> [What the task requires] Look below and pull out each line with the word "tiskne".

+++

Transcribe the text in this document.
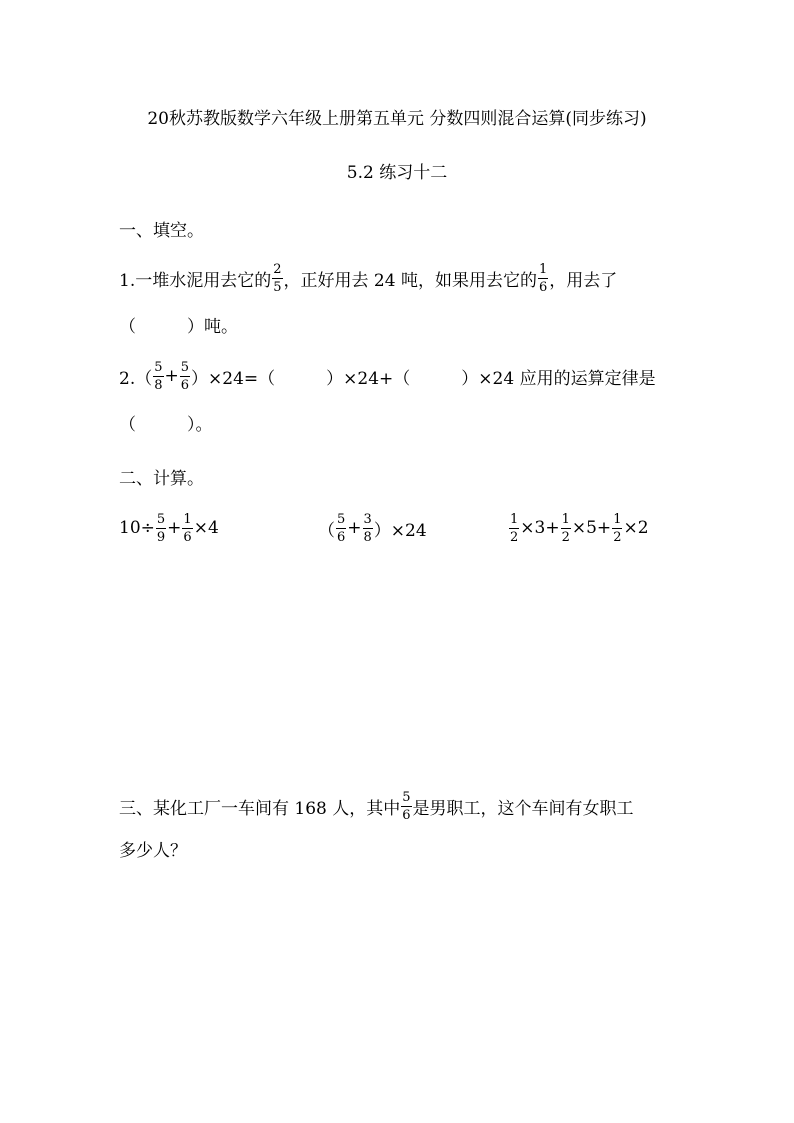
20秋苏教版数学六年级上册第五单元 分数四则混合运算(同步练习)
5.2 练习十二
一、填空。
1.一堆水泥用去它的 $\frac{2}{5}$ ，正好用去 24 吨，如果用去它的 $\frac{1}{6}$ ，用去了
（　　　）吨。
$2.( \frac{5}{8} + \frac{5}{6} )\times 24=$（　　　）×24+（　　　）×24 应用的运算定律是
（　　　）。
二、计算。
$10\div \frac{5}{9} + \frac{1}{6} \times 4$	（ $\frac{5}{6} + \frac{3}{8} )\times 24$	$\frac{1}{2} \times 3+ \frac{1}{2} \times 5+ \frac{1}{2} \times 2$
三、某化工厂一车间有 168 人，其中 $\frac{5}{6}$ 是男职工，这个车间有女职工
多少人？
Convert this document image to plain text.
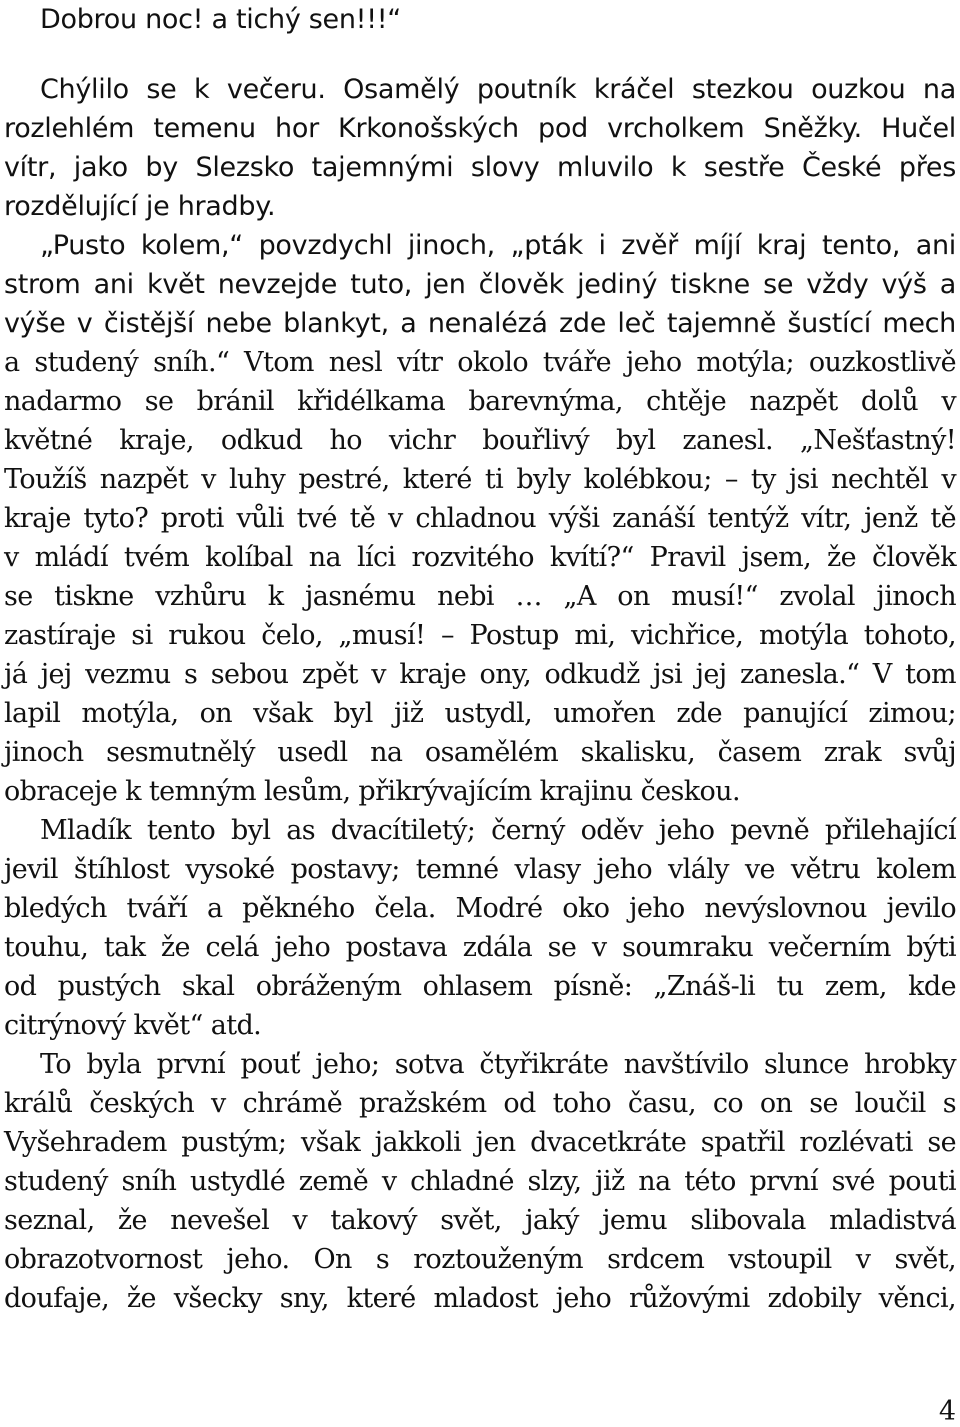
Dobrou noc! a tichý sen!!!“
Chýlilo se k večeru. Osamělý poutník kráčel stezkou ouzkou na
rozlehlém temenu hor Krkonošských pod vrcholkem Sněžky. Hučel
vítr, jako by Slezsko tajemnými slovy mluvilo k sestře České přes
rozdělující je hradby.
„Pusto kolem,“ povzdychl jinoch, „pták i zvěř míjí kraj tento, ani
strom ani květ nevzejde tuto, jen člověk jediný tiskne se vždy výš a
výše v čistější nebe blankyt, a nenalézá zde leč tajemně šustící mech
a studený sníh.“ Vtom nesl vítr okolo tváře jeho motýla; ouzkostlivě
nadarmo se bránil křidélkama barevnýma, chtěje nazpět dolů v
květné kraje, odkud ho vichr bouřlivý byl zanesl. „Nešťastný!
Toužíš nazpět v luhy pestré, které ti byly kolébkou; – ty jsi nechtěl v
kraje tyto? proti vůli tvé tě v chladnou výši zanáší tentýž vítr, jenž tě
v mládí tvém kolíbal na líci rozvitého kvítí?“ Pravil jsem, že člověk
se tiskne vzhůru k jasnému nebi … „A on musí!“ zvolal jinoch
zastíraje si rukou čelo, „musí! – Postup mi, vichřice, motýla tohoto,
já jej vezmu s sebou zpět v kraje ony, odkudž jsi jej zanesla.“ V tom
lapil motýla, on však byl již ustydl, umořen zde panující zimou;
jinoch sesmutnělý usedl na osamělém skalisku, časem zrak svůj
obraceje k temným lesům, přikrývajícím krajinu českou.
Mladík tento byl as dvacítiletý; černý oděv jeho pevně přilehající
jevil štíhlost vysoké postavy; temné vlasy jeho vlály ve větru kolem
bledých tváří a pěkného čela. Modré oko jeho nevýslovnou jevilo
touhu, tak že celá jeho postava zdála se v soumraku večerním býti
od pustých skal obráženým ohlasem písně: „Znáš-li tu zem, kde
citrýnový květ“ atd.
To byla první pouť jeho; sotva čtyřikráte navštívilo slunce hrobky
králů českých v chrámě pražském od toho času, co on se loučil s
Vyšehradem pustým; však jakkoli jen dvacetkráte spatřil rozlévati se
studený sníh ustydlé země v chladné slzy, již na této první své pouti
seznal, že nevešel v takový svět, jaký jemu slibovala mladistvá
obrazotvornost jeho. On s roztouženým srdcem vstoupil v svět,
doufaje, že všecky sny, které mladost jeho růžovými zdobily věnci,
4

+++

> [Completed task]
strom ani květ nevzejde tuto, jen člověk jediný tiskne se vždy výš a
se tiskne vzhůru k jasnému nebi … „A on musí!“ zvolal jinoch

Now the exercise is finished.